WHAT IS REQUIRED: Every line of the data that includes "whole" should be copied out.

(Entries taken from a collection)
****************************************
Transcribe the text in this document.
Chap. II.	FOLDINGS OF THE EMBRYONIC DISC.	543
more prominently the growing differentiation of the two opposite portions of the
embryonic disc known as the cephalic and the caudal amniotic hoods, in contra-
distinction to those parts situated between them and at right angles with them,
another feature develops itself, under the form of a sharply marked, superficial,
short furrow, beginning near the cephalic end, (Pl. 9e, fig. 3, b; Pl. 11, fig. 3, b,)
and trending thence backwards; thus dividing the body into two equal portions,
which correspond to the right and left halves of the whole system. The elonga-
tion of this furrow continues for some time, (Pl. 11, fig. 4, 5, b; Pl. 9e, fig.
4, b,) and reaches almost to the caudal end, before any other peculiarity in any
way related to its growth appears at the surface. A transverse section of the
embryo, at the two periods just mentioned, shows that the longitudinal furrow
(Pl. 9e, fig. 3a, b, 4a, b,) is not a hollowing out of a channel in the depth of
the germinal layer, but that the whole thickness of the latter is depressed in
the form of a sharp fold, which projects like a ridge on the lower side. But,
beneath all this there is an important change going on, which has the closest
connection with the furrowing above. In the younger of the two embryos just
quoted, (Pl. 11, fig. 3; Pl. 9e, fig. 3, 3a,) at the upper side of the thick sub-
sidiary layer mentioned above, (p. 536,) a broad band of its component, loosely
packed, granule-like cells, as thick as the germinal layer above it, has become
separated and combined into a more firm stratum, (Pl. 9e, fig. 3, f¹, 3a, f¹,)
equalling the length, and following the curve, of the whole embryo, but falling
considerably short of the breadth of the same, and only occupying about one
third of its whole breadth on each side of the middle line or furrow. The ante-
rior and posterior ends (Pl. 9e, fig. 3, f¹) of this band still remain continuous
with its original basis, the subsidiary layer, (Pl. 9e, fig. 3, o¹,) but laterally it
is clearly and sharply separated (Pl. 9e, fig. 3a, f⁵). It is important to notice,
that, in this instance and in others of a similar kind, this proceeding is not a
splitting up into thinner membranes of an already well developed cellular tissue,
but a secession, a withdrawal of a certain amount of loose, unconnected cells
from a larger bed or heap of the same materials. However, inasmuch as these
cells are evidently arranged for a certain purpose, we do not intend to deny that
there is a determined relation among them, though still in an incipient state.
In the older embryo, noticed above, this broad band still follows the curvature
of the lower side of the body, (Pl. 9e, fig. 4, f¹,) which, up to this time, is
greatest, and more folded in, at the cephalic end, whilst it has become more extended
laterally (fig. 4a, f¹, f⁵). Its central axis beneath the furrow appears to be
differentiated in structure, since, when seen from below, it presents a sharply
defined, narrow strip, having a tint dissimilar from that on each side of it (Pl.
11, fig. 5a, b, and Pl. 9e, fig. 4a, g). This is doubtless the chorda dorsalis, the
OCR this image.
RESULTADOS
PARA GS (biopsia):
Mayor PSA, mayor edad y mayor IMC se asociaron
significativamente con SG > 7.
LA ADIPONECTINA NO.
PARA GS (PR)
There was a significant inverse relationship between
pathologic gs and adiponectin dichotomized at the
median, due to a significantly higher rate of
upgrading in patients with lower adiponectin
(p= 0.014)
****************************************
WRITTEN REPLY:
which correspond to the right and left halves of the whole system. The elonga-
the germinal layer, but that the whole thickness of the latter is depressed in
equalling the length, and following the curve, of the whole embryo, but falling
third of its whole breadth on each side of the middle line or furrow. The ante-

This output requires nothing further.